Stored data entries
•••••
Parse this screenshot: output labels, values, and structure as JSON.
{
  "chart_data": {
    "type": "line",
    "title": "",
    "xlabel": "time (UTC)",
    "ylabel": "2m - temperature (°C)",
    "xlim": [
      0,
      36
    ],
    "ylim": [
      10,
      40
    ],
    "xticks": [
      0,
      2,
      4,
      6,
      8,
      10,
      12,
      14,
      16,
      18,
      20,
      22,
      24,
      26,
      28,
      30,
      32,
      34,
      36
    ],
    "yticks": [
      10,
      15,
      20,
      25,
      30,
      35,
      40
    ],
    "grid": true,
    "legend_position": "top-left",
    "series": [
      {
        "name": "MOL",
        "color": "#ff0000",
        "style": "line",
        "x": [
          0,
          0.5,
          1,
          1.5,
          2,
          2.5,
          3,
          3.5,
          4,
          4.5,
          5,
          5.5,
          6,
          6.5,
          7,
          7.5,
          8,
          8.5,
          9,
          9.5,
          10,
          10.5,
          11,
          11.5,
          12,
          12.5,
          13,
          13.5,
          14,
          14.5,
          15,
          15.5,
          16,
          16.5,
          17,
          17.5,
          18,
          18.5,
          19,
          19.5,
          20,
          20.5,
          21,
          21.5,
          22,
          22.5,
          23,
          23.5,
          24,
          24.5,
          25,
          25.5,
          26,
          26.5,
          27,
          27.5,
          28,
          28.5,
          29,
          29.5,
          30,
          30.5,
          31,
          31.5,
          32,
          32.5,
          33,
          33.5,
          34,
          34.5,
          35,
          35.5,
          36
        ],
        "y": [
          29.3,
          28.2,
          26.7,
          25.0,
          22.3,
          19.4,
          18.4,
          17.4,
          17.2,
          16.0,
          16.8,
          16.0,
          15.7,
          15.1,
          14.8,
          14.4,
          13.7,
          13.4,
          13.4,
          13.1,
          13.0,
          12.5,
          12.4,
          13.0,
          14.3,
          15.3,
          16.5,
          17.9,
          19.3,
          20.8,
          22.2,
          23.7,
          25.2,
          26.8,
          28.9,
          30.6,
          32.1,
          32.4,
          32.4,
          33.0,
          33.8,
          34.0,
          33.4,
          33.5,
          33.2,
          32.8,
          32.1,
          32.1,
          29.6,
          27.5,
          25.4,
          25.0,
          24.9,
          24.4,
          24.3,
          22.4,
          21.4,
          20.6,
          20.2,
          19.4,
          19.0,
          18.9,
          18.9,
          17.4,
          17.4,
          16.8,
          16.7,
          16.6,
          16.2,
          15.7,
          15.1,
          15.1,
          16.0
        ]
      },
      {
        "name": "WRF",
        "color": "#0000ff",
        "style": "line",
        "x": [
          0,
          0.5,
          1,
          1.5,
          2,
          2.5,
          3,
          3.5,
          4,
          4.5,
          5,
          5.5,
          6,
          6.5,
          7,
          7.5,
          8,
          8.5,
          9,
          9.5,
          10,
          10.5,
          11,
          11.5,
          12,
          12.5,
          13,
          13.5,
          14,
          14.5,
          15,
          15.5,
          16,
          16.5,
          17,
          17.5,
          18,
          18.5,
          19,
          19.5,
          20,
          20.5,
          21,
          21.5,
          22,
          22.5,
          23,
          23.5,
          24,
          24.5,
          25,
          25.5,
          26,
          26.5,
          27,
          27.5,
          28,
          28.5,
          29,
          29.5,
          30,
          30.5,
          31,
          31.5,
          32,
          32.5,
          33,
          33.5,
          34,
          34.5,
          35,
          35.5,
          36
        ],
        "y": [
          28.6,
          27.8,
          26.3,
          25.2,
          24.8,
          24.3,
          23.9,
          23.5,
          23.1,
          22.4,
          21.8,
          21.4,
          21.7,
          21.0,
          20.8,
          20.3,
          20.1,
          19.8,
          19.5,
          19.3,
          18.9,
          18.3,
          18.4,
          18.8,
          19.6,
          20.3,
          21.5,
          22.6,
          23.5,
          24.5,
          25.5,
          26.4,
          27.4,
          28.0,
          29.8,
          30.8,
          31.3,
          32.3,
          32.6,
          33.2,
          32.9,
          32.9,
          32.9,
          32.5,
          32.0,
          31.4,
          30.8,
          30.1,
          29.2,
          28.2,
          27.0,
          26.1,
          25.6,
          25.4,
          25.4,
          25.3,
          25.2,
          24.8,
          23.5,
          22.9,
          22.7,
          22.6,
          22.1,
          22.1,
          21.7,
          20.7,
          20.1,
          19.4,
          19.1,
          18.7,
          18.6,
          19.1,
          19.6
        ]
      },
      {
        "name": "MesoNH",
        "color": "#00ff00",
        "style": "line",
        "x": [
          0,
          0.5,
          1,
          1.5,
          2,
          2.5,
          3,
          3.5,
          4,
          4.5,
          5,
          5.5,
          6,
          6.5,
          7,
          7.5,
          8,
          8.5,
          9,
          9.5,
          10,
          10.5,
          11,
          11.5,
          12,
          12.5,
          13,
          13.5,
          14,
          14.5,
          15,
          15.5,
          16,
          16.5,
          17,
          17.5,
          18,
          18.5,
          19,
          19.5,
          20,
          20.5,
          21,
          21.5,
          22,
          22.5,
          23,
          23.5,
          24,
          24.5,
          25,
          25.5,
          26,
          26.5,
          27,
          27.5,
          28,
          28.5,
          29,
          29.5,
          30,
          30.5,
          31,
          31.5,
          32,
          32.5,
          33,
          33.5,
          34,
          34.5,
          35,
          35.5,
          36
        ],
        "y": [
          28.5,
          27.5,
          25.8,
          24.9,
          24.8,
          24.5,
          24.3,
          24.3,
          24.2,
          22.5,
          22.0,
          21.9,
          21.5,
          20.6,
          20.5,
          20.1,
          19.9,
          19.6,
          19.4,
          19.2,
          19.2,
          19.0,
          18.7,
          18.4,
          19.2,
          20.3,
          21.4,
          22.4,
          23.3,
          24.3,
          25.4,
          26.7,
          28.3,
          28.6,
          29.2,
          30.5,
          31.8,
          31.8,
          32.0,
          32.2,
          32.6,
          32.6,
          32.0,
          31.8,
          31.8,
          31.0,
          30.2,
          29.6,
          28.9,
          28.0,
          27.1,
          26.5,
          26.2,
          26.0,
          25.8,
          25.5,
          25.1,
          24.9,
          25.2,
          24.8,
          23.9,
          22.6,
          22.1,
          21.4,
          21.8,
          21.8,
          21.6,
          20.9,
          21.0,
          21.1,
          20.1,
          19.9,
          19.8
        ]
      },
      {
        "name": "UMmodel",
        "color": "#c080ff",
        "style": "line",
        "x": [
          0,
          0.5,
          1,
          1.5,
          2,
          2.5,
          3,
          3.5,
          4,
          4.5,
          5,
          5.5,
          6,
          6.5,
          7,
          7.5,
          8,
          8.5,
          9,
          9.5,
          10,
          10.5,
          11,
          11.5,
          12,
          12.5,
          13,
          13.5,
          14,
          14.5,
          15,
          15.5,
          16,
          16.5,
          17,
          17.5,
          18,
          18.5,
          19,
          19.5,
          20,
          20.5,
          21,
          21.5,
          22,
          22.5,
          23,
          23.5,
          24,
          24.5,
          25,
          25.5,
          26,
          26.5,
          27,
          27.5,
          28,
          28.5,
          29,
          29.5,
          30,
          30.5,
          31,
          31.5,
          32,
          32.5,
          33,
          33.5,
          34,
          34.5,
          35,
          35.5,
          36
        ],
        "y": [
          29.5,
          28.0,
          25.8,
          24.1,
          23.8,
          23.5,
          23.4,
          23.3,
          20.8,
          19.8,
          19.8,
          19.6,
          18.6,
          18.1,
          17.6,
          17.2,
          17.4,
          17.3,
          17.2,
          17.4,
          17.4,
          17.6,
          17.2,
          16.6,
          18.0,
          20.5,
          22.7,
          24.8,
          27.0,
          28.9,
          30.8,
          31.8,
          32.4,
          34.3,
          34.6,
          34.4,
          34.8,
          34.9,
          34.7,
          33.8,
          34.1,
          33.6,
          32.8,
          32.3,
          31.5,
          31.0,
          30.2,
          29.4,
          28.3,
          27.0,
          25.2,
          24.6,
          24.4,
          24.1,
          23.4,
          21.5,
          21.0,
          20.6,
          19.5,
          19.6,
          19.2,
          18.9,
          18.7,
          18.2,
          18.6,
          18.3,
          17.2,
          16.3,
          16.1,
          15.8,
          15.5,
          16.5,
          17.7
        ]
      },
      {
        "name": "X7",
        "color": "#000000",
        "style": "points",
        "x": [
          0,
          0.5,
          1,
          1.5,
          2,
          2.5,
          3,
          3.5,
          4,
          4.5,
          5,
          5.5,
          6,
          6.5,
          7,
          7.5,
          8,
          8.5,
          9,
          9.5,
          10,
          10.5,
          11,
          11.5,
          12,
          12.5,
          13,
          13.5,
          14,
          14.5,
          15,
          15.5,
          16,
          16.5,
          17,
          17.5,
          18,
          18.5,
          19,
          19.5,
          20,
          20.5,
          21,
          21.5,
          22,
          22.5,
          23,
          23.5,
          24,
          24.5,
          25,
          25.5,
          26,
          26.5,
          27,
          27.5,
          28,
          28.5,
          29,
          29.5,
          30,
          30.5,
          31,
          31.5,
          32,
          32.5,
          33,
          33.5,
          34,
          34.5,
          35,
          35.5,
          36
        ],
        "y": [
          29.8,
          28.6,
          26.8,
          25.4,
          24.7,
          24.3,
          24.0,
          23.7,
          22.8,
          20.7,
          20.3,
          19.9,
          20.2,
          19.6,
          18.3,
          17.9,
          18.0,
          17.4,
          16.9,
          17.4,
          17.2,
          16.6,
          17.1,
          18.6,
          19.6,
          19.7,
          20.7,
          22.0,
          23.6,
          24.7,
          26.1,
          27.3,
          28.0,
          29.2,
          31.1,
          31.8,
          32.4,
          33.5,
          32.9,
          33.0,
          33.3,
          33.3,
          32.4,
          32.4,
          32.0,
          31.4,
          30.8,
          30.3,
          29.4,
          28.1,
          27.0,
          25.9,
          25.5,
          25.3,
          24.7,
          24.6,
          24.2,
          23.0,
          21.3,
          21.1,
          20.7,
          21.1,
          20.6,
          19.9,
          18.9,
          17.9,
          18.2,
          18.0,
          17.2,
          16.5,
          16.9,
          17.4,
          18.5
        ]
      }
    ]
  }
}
•••••
Go through the data and gather every line that holds "name".

        "name": "MOL",
        "name": "WRF",
        "name": "MesoNH",
        "name": "UMmodel",
        "name": "X7",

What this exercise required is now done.